• WHAT IS EXPECTED: Extract every line that contains the string "than".

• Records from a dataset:
▼

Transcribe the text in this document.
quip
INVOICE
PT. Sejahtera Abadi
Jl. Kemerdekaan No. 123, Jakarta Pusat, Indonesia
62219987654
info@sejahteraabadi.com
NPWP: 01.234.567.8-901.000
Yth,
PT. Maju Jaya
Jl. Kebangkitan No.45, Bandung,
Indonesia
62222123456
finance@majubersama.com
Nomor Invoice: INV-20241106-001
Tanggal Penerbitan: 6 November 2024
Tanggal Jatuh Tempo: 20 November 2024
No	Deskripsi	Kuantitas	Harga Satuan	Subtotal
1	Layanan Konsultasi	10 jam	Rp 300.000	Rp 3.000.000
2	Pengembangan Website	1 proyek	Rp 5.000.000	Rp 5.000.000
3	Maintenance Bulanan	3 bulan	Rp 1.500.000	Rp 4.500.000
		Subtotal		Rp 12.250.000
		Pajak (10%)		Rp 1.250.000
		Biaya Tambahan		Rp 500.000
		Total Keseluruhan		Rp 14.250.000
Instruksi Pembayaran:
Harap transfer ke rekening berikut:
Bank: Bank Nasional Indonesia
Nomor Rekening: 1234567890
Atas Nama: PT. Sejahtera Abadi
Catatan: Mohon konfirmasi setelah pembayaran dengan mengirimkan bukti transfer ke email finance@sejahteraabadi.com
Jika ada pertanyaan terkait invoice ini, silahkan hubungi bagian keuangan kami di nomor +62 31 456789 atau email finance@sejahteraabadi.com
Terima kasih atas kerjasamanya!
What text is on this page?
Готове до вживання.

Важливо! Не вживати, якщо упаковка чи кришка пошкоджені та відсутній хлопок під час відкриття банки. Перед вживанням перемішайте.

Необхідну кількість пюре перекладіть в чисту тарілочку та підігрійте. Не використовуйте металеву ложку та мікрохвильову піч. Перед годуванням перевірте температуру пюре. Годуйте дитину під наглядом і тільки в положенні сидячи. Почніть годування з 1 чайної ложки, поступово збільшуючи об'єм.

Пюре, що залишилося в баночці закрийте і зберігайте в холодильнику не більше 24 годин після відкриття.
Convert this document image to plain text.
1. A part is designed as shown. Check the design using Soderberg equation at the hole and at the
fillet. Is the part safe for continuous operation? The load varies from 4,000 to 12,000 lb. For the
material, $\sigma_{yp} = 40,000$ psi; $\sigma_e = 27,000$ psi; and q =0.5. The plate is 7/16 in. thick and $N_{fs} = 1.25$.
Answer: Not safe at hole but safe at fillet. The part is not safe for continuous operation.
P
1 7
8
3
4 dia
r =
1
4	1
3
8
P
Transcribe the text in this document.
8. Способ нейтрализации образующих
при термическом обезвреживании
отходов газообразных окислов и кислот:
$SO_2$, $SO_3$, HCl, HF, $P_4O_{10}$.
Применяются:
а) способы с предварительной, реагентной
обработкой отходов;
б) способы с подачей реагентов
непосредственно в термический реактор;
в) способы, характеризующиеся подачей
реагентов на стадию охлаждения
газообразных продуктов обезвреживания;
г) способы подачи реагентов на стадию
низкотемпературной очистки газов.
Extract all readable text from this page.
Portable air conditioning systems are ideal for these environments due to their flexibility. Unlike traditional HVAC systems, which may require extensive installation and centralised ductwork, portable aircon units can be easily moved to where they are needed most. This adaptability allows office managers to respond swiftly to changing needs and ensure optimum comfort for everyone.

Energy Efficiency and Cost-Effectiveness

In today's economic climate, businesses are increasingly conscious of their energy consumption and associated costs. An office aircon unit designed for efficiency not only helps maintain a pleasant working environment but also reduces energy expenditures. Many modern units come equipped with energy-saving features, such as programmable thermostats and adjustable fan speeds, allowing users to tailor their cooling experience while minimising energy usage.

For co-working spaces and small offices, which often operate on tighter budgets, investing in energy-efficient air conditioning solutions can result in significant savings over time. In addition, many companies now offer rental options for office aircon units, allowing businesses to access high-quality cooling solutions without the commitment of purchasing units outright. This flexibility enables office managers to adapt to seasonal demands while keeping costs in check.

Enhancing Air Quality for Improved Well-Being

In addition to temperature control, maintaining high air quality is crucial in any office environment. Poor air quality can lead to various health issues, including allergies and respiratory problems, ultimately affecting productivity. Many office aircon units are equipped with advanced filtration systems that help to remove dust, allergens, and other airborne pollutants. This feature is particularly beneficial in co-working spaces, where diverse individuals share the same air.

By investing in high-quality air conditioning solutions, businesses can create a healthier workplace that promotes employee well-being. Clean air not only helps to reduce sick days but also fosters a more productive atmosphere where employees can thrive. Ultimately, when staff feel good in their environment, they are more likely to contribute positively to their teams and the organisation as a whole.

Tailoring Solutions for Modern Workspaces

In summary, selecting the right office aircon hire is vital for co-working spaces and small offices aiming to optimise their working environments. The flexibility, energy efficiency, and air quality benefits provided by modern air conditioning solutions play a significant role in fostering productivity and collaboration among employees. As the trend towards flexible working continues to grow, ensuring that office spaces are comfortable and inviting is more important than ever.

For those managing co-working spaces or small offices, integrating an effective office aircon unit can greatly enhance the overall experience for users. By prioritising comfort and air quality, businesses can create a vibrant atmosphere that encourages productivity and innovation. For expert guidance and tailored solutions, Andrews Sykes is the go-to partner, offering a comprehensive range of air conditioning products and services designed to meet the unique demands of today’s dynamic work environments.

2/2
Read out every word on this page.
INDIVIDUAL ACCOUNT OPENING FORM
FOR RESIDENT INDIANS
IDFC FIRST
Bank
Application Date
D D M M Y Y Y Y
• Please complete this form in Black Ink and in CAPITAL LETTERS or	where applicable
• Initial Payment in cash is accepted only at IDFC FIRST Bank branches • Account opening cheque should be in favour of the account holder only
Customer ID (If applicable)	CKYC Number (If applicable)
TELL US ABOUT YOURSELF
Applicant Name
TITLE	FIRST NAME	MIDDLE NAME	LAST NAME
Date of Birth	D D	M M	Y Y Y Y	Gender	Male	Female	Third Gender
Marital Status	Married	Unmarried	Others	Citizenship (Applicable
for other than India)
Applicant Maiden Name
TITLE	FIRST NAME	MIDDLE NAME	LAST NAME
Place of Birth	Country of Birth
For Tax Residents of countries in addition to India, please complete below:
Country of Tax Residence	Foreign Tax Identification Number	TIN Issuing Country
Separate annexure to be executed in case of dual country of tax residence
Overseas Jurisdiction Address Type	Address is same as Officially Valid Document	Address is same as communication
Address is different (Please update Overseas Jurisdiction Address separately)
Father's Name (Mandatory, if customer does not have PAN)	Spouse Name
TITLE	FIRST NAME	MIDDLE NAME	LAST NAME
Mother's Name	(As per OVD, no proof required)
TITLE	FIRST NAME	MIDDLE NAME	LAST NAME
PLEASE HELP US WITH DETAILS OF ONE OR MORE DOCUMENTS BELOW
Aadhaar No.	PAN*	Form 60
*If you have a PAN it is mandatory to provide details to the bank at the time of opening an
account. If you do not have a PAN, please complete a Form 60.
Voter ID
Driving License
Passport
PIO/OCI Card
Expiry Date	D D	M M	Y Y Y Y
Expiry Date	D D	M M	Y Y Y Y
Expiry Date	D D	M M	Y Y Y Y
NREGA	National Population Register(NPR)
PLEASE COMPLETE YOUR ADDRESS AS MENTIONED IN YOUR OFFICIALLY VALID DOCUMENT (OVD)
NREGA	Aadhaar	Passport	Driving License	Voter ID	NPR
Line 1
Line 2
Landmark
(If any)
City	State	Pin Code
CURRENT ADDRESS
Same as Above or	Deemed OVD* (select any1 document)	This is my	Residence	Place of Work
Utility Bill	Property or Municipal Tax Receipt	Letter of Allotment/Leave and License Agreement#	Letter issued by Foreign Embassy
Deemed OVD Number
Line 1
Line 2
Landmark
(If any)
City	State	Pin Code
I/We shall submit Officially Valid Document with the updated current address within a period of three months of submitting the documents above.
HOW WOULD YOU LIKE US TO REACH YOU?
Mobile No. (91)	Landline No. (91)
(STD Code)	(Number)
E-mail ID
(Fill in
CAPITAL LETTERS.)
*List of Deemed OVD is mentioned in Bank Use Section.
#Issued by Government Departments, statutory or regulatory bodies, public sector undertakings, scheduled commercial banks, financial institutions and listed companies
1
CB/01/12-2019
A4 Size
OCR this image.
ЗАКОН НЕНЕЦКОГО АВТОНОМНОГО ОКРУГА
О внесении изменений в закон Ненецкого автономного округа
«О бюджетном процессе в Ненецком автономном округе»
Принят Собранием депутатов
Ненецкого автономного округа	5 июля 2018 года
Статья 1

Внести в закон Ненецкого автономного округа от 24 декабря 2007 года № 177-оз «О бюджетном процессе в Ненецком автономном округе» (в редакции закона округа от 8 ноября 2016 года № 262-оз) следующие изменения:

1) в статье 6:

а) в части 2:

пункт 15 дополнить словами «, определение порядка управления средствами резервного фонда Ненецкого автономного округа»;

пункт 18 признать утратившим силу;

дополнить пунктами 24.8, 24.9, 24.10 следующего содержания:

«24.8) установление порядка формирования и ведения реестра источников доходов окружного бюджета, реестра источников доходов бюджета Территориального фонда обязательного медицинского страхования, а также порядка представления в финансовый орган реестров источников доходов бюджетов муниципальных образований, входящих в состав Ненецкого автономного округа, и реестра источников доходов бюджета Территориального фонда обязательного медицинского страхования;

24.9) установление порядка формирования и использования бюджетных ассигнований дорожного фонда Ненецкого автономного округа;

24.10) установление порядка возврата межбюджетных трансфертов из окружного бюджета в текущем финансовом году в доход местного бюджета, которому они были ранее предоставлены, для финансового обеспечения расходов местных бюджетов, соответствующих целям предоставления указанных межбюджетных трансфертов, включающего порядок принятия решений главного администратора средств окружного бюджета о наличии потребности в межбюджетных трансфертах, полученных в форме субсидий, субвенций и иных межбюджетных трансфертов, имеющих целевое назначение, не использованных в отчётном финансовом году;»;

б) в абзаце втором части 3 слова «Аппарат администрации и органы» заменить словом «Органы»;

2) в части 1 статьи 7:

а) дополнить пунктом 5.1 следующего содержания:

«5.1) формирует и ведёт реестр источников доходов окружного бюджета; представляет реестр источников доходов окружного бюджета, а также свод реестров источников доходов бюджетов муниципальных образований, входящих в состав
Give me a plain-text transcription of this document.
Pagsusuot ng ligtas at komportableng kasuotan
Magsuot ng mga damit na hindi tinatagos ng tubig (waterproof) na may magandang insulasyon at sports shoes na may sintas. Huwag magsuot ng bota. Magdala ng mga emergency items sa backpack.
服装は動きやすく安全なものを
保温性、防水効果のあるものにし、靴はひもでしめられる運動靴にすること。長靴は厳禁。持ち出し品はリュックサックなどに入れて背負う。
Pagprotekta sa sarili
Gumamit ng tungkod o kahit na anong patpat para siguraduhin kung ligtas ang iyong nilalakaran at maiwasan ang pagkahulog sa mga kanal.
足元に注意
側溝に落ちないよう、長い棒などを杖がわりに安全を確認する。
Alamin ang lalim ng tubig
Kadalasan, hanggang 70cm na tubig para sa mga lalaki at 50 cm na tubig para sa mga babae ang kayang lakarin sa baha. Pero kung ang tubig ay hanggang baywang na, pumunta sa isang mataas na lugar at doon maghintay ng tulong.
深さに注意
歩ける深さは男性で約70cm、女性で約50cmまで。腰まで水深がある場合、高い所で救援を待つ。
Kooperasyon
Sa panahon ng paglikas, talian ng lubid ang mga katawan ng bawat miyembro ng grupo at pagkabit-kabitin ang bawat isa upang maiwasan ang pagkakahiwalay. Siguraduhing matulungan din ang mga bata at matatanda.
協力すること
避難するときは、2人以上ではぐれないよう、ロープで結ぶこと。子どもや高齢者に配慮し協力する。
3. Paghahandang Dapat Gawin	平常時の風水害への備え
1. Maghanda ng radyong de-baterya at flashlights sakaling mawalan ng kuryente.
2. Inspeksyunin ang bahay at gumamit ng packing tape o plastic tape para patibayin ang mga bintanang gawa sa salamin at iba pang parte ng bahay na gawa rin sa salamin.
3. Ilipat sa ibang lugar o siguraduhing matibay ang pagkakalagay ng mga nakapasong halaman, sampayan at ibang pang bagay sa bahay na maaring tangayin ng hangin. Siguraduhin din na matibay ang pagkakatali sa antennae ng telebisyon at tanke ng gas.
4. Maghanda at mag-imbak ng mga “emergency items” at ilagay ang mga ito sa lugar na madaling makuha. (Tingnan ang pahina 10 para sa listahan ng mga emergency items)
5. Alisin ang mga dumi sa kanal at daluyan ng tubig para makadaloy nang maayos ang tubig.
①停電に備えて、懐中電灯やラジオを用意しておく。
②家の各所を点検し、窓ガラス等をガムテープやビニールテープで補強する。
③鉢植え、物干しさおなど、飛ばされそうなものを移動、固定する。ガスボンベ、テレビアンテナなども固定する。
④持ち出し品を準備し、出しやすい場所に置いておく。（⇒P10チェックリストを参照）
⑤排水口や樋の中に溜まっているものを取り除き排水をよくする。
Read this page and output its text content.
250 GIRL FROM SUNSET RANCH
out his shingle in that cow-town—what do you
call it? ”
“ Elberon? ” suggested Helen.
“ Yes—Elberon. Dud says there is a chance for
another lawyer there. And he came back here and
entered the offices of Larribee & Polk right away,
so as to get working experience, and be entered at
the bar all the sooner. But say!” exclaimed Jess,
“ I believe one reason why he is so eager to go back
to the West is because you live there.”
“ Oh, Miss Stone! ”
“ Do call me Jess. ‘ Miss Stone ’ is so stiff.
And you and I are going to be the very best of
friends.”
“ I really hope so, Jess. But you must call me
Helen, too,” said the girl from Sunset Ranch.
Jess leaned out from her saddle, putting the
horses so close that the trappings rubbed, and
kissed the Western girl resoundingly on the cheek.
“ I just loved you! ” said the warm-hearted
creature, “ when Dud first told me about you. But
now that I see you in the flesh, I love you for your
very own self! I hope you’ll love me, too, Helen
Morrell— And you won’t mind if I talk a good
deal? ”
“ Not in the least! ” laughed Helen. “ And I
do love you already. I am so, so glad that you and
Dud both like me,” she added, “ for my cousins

▲

• OUTPUT FOR THIS EXERCISE:
In summary, selecting the right office aircon hire is vital for co-working spaces and small offices aiming to optimise their working environments. The flexibility, energy efficiency, and air quality benefits provided by modern air conditioning solutions play a significant role in fostering productivity and collaboration among employees. As the trend towards flexible working continues to grow, ensuring that office spaces are comfortable and inviting is more important than ever.
for other than India)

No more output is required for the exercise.